Task: Print the records again, character for character.

+ + + + + + +

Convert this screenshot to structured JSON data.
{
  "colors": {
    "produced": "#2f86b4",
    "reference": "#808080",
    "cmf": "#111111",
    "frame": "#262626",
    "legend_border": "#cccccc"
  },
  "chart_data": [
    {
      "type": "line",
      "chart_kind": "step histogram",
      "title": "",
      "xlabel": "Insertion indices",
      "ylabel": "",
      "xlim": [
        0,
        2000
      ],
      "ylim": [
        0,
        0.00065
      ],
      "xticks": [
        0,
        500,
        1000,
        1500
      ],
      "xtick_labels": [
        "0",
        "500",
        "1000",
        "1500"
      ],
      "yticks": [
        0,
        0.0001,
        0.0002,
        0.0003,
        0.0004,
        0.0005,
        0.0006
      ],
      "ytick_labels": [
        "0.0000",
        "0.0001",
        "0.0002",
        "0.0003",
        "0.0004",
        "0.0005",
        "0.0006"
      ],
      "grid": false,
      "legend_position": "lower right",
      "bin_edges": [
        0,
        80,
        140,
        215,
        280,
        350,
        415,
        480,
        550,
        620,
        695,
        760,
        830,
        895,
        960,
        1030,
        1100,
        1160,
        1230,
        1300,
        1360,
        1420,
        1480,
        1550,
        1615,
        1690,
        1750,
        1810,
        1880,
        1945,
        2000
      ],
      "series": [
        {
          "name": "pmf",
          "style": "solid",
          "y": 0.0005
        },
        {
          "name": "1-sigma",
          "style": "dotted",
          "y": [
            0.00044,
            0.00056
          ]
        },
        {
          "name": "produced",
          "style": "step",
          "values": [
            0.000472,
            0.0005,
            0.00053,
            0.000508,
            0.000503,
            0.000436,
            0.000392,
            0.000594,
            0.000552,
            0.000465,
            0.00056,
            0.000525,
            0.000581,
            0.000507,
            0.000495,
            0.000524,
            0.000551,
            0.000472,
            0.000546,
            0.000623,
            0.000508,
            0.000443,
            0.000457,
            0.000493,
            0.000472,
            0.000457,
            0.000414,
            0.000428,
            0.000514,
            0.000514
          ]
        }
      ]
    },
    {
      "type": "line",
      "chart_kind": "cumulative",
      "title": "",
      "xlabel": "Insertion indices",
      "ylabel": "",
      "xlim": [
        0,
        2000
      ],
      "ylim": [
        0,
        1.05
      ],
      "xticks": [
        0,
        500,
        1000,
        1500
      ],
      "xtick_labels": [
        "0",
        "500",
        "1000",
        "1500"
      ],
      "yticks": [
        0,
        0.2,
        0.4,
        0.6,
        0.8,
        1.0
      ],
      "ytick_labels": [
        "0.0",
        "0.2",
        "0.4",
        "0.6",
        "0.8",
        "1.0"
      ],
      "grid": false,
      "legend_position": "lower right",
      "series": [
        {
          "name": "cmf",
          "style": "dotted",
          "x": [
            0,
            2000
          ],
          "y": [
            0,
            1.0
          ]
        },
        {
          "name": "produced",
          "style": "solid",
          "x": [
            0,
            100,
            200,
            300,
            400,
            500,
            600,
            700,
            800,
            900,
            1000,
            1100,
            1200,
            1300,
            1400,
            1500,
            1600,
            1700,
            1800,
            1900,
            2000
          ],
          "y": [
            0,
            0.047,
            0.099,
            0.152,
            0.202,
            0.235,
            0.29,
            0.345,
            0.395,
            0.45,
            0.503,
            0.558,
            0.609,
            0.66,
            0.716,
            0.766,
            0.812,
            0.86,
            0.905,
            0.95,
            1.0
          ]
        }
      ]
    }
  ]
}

+ + + + + + +

Solution to this problem:
Convert this screenshot to structured JSON data.
{
  "colors": {
    "produced": "#2f86b4",
    "reference": "#808080",
    "cmf": "#111111",
    "frame": "#262626",
    "legend_border": "#cccccc"
  },
  "chart_data": [
    {
      "type": "line",
      "chart_kind": "step histogram",
      "title": "",
      "xlabel": "Insertion indices",
      "ylabel": "",
      "xlim": [
        0,
        2000
      ],
      "ylim": [
        0,
        0.00065
      ],
      "xticks": [
        0,
        500,
        1000,
        1500
      ],
      "xtick_labels": [
        "0",
        "500",
        "1000",
        "1500"
      ],
      "yticks": [
        0,
        0.0001,
        0.0002,
        0.0003,
        0.0004,
        0.0005,
        0.0006
      ],
      "ytick_labels": [
        "0.0000",
        "0.0001",
        "0.0002",
        "0.0003",
        "0.0004",
        "0.0005",
        "0.0006"
      ],
      "grid": false,
      "legend_position": "lower right",
      "bin_edges": [
        0,
        80,
        140,
        215,
        280,
        350,
        415,
        480,
        550,
        620,
        695,
        760,
        830,
        895,
        960,
        1030,
        1100,
        1160,
        1230,
        1300,
        1360,
        1420,
        1480,
        1550,
        1615,
        1690,
        1750,
        1810,
        1880,
        1945,
        2000
      ],
      "series": [
        {
          "name": "pmf",
          "style": "solid",
          "y": 0.0005
        },
        {
          "name": "1-sigma",
          "style": "dotted",
          "y": [
            0.00044,
            0.00056
          ]
        },
        {
          "name": "produced",
          "style": "step",
          "values": [
            0.000472,
            0.0005,
            0.00053,
            0.000508,
            0.000503,
            0.000436,
            0.000392,
            0.000594,
            0.000552,
            0.000465,
            0.00056,
            0.000525,
            0.000581,
            0.000507,
            0.000495,
            0.000524,
            0.000551,
            0.000472,
            0.000546,
            0.000623,
            0.000508,
            0.000443,
            0.000457,
            0.000493,
            0.000472,
            0.000457,
            0.000414,
            0.000428,
            0.000514,
            0.000514
          ]
        }
      ]
    },
    {
      "type": "line",
      "chart_kind": "cumulative",
      "title": "",
      "xlabel": "Insertion indices",
      "ylabel": "",
      "xlim": [
        0,
        2000
      ],
      "ylim": [
        0,
        1.05
      ],
      "xticks": [
        0,
        500,
        1000,
        1500
      ],
      "xtick_labels": [
        "0",
        "500",
        "1000",
        "1500"
      ],
      "yticks": [
        0,
        0.2,
        0.4,
        0.6,
        0.8,
        1.0
      ],
      "ytick_labels": [
        "0.0",
        "0.2",
        "0.4",
        "0.6",
        "0.8",
        "1.0"
      ],
      "grid": false,
      "legend_position": "lower right",
      "series": [
        {
          "name": "cmf",
          "style": "dotted",
          "x": [
            0,
            2000
          ],
          "y": [
            0,
            1.0
          ]
        },
        {
          "name": "produced",
          "style": "solid",
          "x": [
            0,
            100,
            200,
            300,
            400,
            500,
            600,
            700,
            800,
            900,
            1000,
            1100,
            1200,
            1300,
            1400,
            1500,
            1600,
            1700,
            1800,
            1900,
            2000
          ],
          "y": [
            0,
            0.047,
            0.099,
            0.152,
            0.202,
            0.235,
            0.29,
            0.345,
            0.395,
            0.45,
            0.503,
            0.558,
            0.609,
            0.66,
            0.716,
            0.766,
            0.812,
            0.86,
            0.905,
            0.95,
            1.0
          ]
        }
      ]
    }
  ]
}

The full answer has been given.